[Python-ideas] Vectorization [was Re: Add list.join() please]
Steven D'Aprano
steve at pearwood.info
Thu Feb 7 18:42:00 EST 2019
On Thu, Feb 07, 2019 at 03:17:18PM -0500, David Mertz wrote:
> Many apologies if people got one or more encrypted versions of this.
>
> On 2/7/19 12:13 AM, Steven D'Aprano wrote:
>
> It wasn't a concrete proposal, just food for thought. Unfortunately the
> thinking seems to have missed the point of the Julia syntax and run off
> with the idea of a wrapper class.
>
> I did not miss the point! I think adding new syntax à la Julia is a bad
> idea—or at very least, not something we can experiment with today (and
> wrote as much).
I'm sorry, I did not see your comment that you thought new syntax was a
bad idea. If I had, I would have responded directly to that.
Why is it an overtly *bad* (i.e. harmful) idea? As opposed to merely
not sufficiently useful, or unnecessary?
You're certainly right that we can't easily experiment in the
interpreter with new syntax, but we can perform thought-experiments and
we don't need anything but a text editor for that. As far as I'm
concerned, the thought experiment of comparing these two snippets:
((seq .* 2)..name)..upper()
versus
map(str.upper, map(operator.attrgetter('name'), map(lambda a: a*2, seq)))
demonstrates conclusively that even with the ugly double dot syntax,
infix syntax easily and conclusively beats map.
If I recall correctly, the three maps here were originally proposed by
you as examples of why map() alone was sufficient and there was no
benefit to the Julia syntax. I suggested composing them together as a
single operation instead of considering them in isolation.
> Therefore, something we CAN think about and experiment with today is a
> wrapper class.
Again, I apologise, I did not see where you said that this was intended
as a proof-of-concept to experiment with the concept.

============

Challenge 1 :: Copy the part of the Python-ideas post word for word, starting at "If I recall" and ending at "them in isolation.".
Challenge 2 ::
Answer these questions about the Python-ideas post:
(a) On what date and at what time was the post sent?
(b) According to the post, what is the only tool needed to perform thought-experiments with new syntax?
(c) What does the post say the comparison of the two snippets demonstrates?
Challenge 3 :: Can you continue the Python-ideas post on vectorization syntax, starting right after its last sentence?

============

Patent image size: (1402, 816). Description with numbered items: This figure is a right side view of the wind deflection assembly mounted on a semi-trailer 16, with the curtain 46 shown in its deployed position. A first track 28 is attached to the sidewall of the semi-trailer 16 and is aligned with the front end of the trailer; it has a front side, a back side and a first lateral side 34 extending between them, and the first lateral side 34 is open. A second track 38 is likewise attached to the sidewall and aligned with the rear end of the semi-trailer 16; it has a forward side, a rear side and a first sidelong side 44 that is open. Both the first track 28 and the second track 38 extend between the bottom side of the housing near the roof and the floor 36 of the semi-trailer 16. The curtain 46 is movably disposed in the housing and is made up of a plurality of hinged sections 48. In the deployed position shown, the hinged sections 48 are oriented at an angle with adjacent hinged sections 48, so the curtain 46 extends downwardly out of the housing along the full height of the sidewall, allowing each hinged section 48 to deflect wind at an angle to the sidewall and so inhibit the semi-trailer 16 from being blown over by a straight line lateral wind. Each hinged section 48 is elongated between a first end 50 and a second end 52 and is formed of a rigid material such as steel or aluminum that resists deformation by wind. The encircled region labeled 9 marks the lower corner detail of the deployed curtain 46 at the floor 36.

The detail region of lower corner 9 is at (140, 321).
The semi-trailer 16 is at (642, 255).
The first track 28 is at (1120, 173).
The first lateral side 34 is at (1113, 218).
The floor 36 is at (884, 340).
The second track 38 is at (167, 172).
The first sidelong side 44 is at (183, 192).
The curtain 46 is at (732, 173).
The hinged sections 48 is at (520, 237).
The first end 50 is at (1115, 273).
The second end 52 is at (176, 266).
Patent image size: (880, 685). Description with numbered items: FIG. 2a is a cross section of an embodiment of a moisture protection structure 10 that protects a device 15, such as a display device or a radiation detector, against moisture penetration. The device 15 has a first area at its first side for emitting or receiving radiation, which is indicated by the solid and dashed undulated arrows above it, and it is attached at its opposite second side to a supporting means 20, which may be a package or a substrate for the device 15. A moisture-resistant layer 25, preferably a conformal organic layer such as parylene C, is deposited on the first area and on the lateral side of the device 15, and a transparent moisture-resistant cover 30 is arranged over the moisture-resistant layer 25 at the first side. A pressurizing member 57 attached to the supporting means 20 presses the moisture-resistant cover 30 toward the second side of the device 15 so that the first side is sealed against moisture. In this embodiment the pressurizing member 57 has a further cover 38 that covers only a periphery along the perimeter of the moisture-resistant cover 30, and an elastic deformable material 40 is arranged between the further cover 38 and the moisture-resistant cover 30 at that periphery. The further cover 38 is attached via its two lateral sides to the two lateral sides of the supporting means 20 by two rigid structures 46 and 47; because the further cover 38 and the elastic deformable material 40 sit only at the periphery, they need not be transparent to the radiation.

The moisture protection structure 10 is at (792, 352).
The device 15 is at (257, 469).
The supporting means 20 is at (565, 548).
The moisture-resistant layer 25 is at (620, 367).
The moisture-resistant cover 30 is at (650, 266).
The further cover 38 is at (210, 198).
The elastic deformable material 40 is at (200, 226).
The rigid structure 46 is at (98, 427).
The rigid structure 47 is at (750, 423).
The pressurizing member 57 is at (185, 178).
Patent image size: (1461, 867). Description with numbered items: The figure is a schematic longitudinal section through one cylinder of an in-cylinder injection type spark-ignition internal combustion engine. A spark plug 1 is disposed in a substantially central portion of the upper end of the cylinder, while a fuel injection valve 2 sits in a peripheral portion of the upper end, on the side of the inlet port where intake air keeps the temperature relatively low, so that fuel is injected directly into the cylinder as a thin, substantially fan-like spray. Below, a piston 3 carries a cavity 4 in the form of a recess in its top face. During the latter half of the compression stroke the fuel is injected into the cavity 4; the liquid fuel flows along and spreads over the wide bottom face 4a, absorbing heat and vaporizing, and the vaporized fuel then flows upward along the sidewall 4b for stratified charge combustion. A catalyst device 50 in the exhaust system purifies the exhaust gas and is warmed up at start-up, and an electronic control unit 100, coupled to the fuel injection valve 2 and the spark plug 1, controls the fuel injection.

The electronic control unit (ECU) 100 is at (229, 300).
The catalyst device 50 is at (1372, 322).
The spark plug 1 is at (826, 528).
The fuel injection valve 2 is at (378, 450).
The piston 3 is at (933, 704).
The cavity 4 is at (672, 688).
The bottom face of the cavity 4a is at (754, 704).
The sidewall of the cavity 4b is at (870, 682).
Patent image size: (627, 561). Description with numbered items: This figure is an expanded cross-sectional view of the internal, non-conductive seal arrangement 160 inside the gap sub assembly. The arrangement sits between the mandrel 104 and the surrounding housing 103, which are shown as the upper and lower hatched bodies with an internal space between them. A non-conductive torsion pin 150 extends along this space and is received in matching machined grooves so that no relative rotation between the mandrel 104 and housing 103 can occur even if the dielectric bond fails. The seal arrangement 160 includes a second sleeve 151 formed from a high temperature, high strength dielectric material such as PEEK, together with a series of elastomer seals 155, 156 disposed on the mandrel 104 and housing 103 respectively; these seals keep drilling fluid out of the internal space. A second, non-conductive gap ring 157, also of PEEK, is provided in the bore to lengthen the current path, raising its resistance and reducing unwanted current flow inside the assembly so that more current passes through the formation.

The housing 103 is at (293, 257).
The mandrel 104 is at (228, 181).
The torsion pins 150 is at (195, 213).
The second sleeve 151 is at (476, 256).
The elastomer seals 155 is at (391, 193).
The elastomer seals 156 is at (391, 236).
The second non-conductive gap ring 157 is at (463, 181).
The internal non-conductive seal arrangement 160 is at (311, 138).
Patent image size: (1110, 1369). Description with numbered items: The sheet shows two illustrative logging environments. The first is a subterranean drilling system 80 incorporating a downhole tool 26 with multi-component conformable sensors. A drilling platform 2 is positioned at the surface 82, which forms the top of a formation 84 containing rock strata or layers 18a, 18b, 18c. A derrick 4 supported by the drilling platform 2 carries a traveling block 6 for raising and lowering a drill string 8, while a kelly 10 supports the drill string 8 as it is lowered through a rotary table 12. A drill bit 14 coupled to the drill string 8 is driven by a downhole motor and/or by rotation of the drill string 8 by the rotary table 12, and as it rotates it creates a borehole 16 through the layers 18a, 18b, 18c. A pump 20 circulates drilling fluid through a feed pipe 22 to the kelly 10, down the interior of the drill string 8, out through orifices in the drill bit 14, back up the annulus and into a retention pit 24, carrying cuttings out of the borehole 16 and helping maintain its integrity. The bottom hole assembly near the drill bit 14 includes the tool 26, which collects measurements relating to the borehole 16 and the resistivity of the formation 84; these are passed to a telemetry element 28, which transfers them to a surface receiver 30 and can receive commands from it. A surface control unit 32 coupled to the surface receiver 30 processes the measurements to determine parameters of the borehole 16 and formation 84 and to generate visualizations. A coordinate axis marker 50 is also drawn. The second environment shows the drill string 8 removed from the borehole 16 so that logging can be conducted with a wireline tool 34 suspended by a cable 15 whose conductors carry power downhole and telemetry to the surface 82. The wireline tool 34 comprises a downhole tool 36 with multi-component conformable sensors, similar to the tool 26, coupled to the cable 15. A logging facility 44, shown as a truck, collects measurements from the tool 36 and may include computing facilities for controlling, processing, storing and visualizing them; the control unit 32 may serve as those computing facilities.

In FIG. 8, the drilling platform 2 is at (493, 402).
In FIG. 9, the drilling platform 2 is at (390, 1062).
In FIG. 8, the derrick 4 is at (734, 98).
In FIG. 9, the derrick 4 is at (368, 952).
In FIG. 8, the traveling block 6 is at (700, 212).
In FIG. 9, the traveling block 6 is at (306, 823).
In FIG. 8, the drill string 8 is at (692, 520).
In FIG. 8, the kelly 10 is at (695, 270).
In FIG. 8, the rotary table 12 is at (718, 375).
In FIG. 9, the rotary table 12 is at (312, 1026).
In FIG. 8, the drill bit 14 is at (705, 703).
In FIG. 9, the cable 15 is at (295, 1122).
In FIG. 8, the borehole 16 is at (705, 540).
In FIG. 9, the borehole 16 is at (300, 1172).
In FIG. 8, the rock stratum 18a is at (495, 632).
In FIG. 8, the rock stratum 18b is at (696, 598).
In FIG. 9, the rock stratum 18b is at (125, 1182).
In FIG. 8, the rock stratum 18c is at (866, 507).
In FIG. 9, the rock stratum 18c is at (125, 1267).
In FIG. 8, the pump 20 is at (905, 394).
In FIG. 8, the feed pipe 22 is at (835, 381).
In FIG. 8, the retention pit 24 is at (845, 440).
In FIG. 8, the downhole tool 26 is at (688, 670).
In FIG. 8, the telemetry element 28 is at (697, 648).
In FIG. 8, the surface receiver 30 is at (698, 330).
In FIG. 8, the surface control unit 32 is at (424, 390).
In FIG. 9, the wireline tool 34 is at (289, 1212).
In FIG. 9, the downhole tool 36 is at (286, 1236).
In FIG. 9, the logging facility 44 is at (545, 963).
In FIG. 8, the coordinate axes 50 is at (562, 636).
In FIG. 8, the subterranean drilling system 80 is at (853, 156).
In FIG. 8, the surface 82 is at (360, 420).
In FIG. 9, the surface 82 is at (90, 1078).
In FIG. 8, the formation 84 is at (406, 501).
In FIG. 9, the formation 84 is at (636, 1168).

============

Exercise response 1 ::
If I recall correctly, the three maps here were originally proposed by
you as examples of why map() alone was sufficient and there was no
benefit to the Julia syntax. I suggested composing them together as a
single operation instead of considering them in isolation.

Exercise response 2 ::
(a) Thursday, February 7, 2019, at 18:42:00 EST.
(b) A text editor.
(c) That even with the ugly double dot syntax, infix syntax easily and conclusively beats map.

Exercise response 3 ::
[...]
> One of the principles I had in mind in my demonstration is that I want
> to wrap the original collection type (or keep it an iterator if it
> started as one). A number of other ideas here, whether for built-in
> syntax or different behaviors of a wrapper, effectively always reduce
> every sequence to a list under the hood. This makes my approach less
> intrusive to move things in and out of "vector mode." For example:
If the Vector class is only a proof of concept, then we surely don't
need to care about moving things in and out of "vector mode". We can
take it as a given that "the real thing" will work that way: the syntax
will be duck-typed and work with any iterable, and there will not be any
actual wrapper class involved and consequently no need to move things in
and out of the wrapper.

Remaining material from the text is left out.